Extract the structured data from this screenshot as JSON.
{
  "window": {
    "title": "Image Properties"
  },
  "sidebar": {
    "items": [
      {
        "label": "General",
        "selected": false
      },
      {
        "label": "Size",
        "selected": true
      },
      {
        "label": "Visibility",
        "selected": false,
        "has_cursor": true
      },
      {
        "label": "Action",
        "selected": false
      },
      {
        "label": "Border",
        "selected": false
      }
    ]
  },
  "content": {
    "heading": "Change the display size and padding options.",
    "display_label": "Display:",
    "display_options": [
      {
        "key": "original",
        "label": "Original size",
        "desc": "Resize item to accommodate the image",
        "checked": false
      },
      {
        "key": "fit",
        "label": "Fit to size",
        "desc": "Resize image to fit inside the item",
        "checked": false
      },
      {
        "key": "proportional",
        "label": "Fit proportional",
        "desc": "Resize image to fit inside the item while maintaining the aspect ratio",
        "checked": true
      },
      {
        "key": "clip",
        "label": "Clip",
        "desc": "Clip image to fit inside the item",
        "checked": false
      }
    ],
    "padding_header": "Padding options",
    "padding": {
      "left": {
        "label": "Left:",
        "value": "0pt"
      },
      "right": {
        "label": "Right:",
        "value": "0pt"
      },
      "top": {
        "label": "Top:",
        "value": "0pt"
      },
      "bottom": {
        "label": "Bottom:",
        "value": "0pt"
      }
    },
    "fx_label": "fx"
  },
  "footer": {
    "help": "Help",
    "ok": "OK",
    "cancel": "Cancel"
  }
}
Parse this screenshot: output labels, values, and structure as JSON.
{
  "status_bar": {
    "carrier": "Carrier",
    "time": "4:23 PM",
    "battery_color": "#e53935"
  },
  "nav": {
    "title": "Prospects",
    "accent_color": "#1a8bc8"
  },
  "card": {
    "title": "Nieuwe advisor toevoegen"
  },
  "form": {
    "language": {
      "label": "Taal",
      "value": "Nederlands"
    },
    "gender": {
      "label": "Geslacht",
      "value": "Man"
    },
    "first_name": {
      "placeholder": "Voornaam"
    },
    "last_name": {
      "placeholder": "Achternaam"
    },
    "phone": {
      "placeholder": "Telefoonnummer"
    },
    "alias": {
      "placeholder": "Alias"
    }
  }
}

^^^^^^^^

Determine how many lines of this listing contain "inside", and give only the number.

3